Short problem - Gather up all lines that carry the word "among".

** START **

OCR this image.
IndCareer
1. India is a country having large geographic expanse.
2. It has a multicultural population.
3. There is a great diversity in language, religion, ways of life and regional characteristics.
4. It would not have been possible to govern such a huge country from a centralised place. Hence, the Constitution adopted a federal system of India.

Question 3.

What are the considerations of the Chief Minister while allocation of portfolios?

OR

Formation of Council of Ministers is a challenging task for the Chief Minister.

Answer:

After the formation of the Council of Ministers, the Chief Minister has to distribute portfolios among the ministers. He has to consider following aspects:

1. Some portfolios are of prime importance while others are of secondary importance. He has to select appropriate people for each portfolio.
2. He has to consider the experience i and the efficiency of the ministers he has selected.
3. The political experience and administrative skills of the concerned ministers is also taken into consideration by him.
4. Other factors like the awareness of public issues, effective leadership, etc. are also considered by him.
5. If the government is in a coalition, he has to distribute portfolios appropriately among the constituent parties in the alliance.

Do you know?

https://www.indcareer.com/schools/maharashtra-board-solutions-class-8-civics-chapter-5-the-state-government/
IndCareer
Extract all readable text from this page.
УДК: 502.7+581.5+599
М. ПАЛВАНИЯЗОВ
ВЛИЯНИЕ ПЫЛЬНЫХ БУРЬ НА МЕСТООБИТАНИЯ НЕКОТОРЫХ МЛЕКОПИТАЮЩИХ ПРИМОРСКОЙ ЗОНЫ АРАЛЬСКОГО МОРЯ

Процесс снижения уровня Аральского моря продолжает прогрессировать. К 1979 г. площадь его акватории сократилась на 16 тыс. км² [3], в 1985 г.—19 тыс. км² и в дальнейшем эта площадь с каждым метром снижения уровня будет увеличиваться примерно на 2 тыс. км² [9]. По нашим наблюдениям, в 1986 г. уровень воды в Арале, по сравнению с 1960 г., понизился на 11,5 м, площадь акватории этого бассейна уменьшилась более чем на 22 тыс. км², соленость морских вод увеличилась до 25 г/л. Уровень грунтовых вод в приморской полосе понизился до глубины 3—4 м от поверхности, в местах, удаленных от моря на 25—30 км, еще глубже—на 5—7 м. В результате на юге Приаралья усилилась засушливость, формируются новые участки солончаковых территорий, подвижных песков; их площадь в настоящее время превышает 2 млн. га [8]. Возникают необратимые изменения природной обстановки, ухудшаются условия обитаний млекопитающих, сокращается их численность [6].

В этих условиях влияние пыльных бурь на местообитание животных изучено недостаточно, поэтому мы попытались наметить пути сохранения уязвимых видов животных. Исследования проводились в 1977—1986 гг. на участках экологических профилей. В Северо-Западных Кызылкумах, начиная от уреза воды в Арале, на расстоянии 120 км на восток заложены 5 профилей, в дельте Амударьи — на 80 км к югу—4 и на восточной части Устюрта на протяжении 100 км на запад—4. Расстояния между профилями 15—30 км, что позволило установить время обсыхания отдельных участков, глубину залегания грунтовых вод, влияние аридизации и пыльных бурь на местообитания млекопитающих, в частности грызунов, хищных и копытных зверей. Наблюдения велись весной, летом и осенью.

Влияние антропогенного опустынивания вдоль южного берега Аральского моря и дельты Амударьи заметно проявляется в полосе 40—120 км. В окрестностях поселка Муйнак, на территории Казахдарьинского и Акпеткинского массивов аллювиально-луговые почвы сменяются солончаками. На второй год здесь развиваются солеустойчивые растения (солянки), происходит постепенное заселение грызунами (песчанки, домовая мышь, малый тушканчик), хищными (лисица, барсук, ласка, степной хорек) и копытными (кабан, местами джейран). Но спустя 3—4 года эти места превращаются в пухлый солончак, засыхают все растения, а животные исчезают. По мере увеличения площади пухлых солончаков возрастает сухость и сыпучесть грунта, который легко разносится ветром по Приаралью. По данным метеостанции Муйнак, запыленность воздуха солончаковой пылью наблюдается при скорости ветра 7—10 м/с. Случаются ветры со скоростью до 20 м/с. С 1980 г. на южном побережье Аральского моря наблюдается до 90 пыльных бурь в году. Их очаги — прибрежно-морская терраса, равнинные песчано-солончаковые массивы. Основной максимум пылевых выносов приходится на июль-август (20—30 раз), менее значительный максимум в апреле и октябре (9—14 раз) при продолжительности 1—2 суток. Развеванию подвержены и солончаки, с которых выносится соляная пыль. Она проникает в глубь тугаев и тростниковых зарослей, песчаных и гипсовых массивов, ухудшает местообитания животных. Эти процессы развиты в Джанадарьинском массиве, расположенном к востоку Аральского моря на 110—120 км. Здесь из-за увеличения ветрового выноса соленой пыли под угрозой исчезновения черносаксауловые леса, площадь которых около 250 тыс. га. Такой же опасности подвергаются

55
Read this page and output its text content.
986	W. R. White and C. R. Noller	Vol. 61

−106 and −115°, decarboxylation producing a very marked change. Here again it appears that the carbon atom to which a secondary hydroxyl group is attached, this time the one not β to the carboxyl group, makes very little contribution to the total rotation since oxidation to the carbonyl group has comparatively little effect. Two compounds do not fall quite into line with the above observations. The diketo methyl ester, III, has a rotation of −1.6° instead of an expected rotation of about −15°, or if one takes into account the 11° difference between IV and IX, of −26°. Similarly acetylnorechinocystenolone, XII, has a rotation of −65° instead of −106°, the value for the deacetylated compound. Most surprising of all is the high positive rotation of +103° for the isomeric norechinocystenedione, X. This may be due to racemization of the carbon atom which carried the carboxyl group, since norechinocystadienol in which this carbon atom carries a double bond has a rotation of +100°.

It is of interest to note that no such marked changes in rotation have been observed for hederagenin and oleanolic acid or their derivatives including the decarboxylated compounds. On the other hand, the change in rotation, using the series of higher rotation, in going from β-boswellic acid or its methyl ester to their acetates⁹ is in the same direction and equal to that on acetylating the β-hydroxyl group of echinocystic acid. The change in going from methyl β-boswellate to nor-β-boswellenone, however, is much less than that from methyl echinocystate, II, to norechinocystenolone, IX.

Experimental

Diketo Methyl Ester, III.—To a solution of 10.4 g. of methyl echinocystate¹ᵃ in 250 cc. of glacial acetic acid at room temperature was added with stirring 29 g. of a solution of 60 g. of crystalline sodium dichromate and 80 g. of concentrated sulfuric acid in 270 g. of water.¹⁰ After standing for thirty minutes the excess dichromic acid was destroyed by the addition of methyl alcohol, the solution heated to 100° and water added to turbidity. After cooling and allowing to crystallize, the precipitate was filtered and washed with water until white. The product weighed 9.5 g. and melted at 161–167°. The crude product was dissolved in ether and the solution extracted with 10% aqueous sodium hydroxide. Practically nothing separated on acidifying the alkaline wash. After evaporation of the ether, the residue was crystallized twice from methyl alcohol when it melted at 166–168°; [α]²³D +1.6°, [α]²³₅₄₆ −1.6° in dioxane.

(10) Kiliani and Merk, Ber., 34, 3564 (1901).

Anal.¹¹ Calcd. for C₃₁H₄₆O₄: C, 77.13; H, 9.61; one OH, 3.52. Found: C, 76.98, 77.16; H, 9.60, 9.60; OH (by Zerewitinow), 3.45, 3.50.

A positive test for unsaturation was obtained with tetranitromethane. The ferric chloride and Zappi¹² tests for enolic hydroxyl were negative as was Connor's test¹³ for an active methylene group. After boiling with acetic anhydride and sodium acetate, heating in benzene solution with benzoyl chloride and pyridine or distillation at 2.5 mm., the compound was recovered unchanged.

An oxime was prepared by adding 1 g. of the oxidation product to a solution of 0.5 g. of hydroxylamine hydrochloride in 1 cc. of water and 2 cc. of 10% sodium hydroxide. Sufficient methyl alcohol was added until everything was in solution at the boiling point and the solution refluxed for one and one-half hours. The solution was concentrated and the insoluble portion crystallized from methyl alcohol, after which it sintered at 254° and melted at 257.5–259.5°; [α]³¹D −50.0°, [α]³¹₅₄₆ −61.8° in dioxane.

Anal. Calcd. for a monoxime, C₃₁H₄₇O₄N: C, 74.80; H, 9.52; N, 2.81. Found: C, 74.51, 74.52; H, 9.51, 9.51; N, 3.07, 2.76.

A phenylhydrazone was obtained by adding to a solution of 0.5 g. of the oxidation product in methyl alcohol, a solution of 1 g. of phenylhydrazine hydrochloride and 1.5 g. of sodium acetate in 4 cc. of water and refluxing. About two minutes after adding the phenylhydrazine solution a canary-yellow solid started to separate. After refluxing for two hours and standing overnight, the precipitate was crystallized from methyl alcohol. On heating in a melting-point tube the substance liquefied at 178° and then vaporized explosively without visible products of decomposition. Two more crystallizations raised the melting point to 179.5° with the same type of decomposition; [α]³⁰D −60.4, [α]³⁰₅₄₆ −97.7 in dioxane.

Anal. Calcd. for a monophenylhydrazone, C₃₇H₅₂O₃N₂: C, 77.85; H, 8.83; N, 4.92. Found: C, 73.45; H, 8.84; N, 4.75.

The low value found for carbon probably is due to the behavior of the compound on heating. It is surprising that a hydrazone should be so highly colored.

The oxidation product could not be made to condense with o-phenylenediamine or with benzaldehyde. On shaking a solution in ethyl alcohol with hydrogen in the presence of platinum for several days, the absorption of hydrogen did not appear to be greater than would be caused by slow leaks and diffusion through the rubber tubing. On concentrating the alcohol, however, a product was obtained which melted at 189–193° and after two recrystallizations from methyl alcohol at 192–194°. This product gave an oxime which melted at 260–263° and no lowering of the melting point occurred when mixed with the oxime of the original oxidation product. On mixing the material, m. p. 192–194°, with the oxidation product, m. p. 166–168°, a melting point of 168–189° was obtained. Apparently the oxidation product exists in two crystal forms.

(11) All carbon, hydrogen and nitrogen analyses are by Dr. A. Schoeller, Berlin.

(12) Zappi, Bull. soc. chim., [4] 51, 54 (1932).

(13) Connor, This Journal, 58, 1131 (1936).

** END **

Response -
After the formation of the Council of Ministers, the Chief Minister has to distribute portfolios among the ministers. He has to consider following aspects:
5. If the government is in a coalition, he has to distribute portfolios appropriately among the constituent parties in the alliance.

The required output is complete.